Rewrite the records below, replacing "legend-swatch" with "legend-marker" wherever it appears and leaving everything else unchanged.

# DATA TO USE
* * * * * * *

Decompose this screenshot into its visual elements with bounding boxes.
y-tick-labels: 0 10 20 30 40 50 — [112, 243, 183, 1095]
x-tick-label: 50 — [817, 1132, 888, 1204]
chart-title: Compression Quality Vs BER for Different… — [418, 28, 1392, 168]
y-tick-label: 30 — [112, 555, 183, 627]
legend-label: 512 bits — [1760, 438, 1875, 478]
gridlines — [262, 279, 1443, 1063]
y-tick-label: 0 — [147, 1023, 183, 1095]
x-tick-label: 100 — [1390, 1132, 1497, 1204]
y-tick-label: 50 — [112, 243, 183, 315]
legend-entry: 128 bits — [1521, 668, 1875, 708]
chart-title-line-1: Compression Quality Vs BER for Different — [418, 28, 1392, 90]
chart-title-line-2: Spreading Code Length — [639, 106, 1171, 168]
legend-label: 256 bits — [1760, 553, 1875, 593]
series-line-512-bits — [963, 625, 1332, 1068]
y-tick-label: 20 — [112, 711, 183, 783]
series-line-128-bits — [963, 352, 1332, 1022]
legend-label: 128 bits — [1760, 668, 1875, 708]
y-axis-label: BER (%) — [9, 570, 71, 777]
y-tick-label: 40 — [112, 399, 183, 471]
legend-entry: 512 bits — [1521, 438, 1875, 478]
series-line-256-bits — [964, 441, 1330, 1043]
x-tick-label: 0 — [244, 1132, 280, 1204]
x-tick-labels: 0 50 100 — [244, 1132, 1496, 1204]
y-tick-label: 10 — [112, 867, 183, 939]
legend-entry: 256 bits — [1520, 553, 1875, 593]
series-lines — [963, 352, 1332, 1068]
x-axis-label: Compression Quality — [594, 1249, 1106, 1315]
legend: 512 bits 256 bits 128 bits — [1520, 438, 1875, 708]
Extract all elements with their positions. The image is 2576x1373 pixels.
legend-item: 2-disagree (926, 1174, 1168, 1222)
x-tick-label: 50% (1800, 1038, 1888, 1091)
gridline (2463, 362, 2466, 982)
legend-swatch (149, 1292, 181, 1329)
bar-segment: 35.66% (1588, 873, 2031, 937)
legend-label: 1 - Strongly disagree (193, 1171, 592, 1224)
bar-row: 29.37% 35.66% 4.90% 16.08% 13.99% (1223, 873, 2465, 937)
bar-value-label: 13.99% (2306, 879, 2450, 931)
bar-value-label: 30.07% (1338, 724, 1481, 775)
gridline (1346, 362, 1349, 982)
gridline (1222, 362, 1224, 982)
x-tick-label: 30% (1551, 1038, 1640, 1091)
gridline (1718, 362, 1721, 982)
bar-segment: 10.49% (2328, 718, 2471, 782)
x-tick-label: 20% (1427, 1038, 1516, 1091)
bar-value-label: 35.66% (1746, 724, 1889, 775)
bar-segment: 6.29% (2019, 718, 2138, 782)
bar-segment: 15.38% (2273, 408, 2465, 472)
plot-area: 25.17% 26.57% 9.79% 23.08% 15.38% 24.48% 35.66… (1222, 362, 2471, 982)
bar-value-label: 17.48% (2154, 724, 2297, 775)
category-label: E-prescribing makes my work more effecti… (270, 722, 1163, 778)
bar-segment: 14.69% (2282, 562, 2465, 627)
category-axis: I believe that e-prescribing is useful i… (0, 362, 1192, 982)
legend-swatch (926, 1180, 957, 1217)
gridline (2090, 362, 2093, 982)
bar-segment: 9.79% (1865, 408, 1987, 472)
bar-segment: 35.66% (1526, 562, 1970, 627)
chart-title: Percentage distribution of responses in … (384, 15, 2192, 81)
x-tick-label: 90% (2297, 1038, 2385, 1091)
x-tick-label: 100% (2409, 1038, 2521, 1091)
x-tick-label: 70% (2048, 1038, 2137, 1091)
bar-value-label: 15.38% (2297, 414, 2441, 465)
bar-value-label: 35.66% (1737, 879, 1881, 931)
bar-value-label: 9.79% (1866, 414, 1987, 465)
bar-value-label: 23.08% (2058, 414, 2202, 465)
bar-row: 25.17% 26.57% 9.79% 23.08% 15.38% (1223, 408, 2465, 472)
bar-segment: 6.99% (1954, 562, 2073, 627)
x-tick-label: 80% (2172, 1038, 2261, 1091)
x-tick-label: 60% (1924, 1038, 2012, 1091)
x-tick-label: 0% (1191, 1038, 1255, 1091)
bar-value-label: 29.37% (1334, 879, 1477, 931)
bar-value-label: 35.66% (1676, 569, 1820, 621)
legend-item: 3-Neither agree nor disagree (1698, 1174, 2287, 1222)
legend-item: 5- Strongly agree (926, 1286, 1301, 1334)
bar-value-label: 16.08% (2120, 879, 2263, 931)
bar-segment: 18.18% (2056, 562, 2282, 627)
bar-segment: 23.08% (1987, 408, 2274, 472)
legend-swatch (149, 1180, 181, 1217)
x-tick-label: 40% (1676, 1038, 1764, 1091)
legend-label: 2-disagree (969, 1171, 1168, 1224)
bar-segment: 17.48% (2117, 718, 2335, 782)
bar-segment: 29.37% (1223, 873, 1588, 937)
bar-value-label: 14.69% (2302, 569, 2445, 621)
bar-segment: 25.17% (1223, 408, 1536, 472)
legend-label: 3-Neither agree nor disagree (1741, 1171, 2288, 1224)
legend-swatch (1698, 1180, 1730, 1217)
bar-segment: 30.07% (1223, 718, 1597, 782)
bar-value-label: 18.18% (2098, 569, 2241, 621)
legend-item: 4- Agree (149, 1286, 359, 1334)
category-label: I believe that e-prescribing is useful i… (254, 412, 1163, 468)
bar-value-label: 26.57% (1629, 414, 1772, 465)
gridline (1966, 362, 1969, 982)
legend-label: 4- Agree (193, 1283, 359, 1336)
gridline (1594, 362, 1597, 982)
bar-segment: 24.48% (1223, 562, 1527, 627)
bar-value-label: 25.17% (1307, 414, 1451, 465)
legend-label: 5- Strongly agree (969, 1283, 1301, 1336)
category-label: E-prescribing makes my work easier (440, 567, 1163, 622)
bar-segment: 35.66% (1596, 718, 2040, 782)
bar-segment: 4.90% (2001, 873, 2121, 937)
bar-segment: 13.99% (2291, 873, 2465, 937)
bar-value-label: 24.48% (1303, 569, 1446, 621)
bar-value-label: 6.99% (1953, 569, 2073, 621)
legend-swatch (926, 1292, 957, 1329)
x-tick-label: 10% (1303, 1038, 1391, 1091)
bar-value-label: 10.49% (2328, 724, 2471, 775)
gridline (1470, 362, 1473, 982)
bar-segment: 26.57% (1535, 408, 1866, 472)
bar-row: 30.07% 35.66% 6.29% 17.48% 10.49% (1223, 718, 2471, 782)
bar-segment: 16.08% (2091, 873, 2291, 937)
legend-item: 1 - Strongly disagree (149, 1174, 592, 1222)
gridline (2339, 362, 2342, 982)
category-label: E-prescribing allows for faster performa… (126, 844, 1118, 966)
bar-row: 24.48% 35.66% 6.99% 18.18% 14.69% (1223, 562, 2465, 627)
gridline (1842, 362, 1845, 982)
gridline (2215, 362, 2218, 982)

* * * * * * *

# SOLUTION TO THE PROBLEM
Decompose this screenshot into its visual elements with bounding boxes.
y-tick-labels: 0 10 20 30 40 50 — [112, 243, 183, 1095]
x-tick-label: 50 — [817, 1132, 888, 1204]
chart-title: Compression Quality Vs BER for Different… — [418, 28, 1392, 168]
y-tick-label: 30 — [112, 555, 183, 627]
legend-label: 512 bits — [1760, 438, 1875, 478]
gridlines — [262, 279, 1443, 1063]
y-tick-label: 0 — [147, 1023, 183, 1095]
x-tick-label: 100 — [1390, 1132, 1497, 1204]
y-tick-label: 50 — [112, 243, 183, 315]
legend-entry: 128 bits — [1521, 668, 1875, 708]
chart-title-line-1: Compression Quality Vs BER for Different — [418, 28, 1392, 90]
chart-title-line-2: Spreading Code Length — [639, 106, 1171, 168]
legend-label: 256 bits — [1760, 553, 1875, 593]
series-line-512-bits — [963, 625, 1332, 1068]
y-tick-label: 20 — [112, 711, 183, 783]
series-line-128-bits — [963, 352, 1332, 1022]
legend-label: 128 bits — [1760, 668, 1875, 708]
y-axis-label: BER (%) — [9, 570, 71, 777]
y-tick-label: 40 — [112, 399, 183, 471]
legend-entry: 512 bits — [1521, 438, 1875, 478]
series-line-256-bits — [964, 441, 1330, 1043]
x-tick-label: 0 — [244, 1132, 280, 1204]
x-tick-labels: 0 50 100 — [244, 1132, 1496, 1204]
y-tick-label: 10 — [112, 867, 183, 939]
legend-entry: 256 bits — [1520, 553, 1875, 593]
series-lines — [963, 352, 1332, 1068]
x-axis-label: Compression Quality — [594, 1249, 1106, 1315]
legend: 512 bits 256 bits 128 bits — [1520, 438, 1875, 708]
Extract all elements with their positions. The image is 2576x1373 pixels.
legend-item: 2-disagree (926, 1174, 1168, 1222)
x-tick-label: 50% (1800, 1038, 1888, 1091)
gridline (2463, 362, 2466, 982)
legend-marker (149, 1292, 181, 1329)
bar-segment: 35.66% (1588, 873, 2031, 937)
legend-label: 1 - Strongly disagree (193, 1171, 592, 1224)
bar-row: 29.37% 35.66% 4.90% 16.08% 13.99% (1223, 873, 2465, 937)
bar-value-label: 13.99% (2306, 879, 2450, 931)
bar-value-label: 30.07% (1338, 724, 1481, 775)
gridline (1346, 362, 1349, 982)
gridline (1222, 362, 1224, 982)
x-tick-label: 30% (1551, 1038, 1640, 1091)
gridline (1718, 362, 1721, 982)
bar-segment: 10.49% (2328, 718, 2471, 782)
x-tick-label: 20% (1427, 1038, 1516, 1091)
bar-value-label: 35.66% (1746, 724, 1889, 775)
bar-segment: 6.29% (2019, 718, 2138, 782)
bar-segment: 15.38% (2273, 408, 2465, 472)
plot-area: 25.17% 26.57% 9.79% 23.08% 15.38% 24.48% 35.66… (1222, 362, 2471, 982)
bar-value-label: 17.48% (2154, 724, 2297, 775)
category-label: E-prescribing makes my work more effecti… (270, 722, 1163, 778)
bar-segment: 14.69% (2282, 562, 2465, 627)
category-axis: I believe that e-prescribing is useful i… (0, 362, 1192, 982)
legend-marker (926, 1180, 957, 1217)
gridline (2090, 362, 2093, 982)
bar-segment: 9.79% (1865, 408, 1987, 472)
bar-segment: 35.66% (1526, 562, 1970, 627)
chart-title: Percentage distribution of responses in … (384, 15, 2192, 81)
x-tick-label: 90% (2297, 1038, 2385, 1091)
x-tick-label: 100% (2409, 1038, 2521, 1091)
x-tick-label: 70% (2048, 1038, 2137, 1091)
bar-value-label: 15.38% (2297, 414, 2441, 465)
bar-value-label: 35.66% (1737, 879, 1881, 931)
bar-value-label: 9.79% (1866, 414, 1987, 465)
bar-value-label: 23.08% (2058, 414, 2202, 465)
bar-row: 25.17% 26.57% 9.79% 23.08% 15.38% (1223, 408, 2465, 472)
bar-segment: 6.99% (1954, 562, 2073, 627)
x-tick-label: 80% (2172, 1038, 2261, 1091)
x-tick-label: 60% (1924, 1038, 2012, 1091)
x-tick-label: 0% (1191, 1038, 1255, 1091)
bar-value-label: 29.37% (1334, 879, 1477, 931)
bar-value-label: 35.66% (1676, 569, 1820, 621)
legend-item: 3-Neither agree nor disagree (1698, 1174, 2287, 1222)
legend-item: 5- Strongly agree (926, 1286, 1301, 1334)
bar-value-label: 16.08% (2120, 879, 2263, 931)
bar-segment: 18.18% (2056, 562, 2282, 627)
bar-segment: 23.08% (1987, 408, 2274, 472)
legend-marker (149, 1180, 181, 1217)
x-tick-label: 40% (1676, 1038, 1764, 1091)
legend-label: 2-disagree (969, 1171, 1168, 1224)
bar-segment: 17.48% (2117, 718, 2335, 782)
bar-segment: 29.37% (1223, 873, 1588, 937)
bar-value-label: 14.69% (2302, 569, 2445, 621)
bar-segment: 25.17% (1223, 408, 1536, 472)
legend-label: 3-Neither agree nor disagree (1741, 1171, 2288, 1224)
legend-marker (1698, 1180, 1730, 1217)
bar-segment: 30.07% (1223, 718, 1597, 782)
bar-value-label: 18.18% (2098, 569, 2241, 621)
legend-item: 4- Agree (149, 1286, 359, 1334)
category-label: I believe that e-prescribing is useful i… (254, 412, 1163, 468)
bar-value-label: 26.57% (1629, 414, 1772, 465)
gridline (1966, 362, 1969, 982)
legend-label: 4- Agree (193, 1283, 359, 1336)
gridline (1594, 362, 1597, 982)
bar-segment: 24.48% (1223, 562, 1527, 627)
bar-value-label: 25.17% (1307, 414, 1451, 465)
legend-label: 5- Strongly agree (969, 1283, 1301, 1336)
category-label: E-prescribing makes my work easier (440, 567, 1163, 622)
bar-segment: 35.66% (1596, 718, 2040, 782)
bar-segment: 4.90% (2001, 873, 2121, 937)
bar-segment: 13.99% (2291, 873, 2465, 937)
bar-value-label: 24.48% (1303, 569, 1446, 621)
bar-value-label: 6.99% (1953, 569, 2073, 621)
legend-marker (926, 1292, 957, 1329)
x-tick-label: 10% (1303, 1038, 1391, 1091)
bar-value-label: 10.49% (2328, 724, 2471, 775)
gridline (1470, 362, 1473, 982)
bar-segment: 26.57% (1535, 408, 1866, 472)
bar-row: 30.07% 35.66% 6.29% 17.48% 10.49% (1223, 718, 2471, 782)
bar-segment: 16.08% (2091, 873, 2291, 937)
legend-item: 1 - Strongly disagree (149, 1174, 592, 1222)
gridline (2339, 362, 2342, 982)
category-label: E-prescribing allows for faster performa… (126, 844, 1118, 966)
bar-row: 24.48% 35.66% 6.99% 18.18% 14.69% (1223, 562, 2465, 627)
gridline (1842, 362, 1845, 982)
gridline (2215, 362, 2218, 982)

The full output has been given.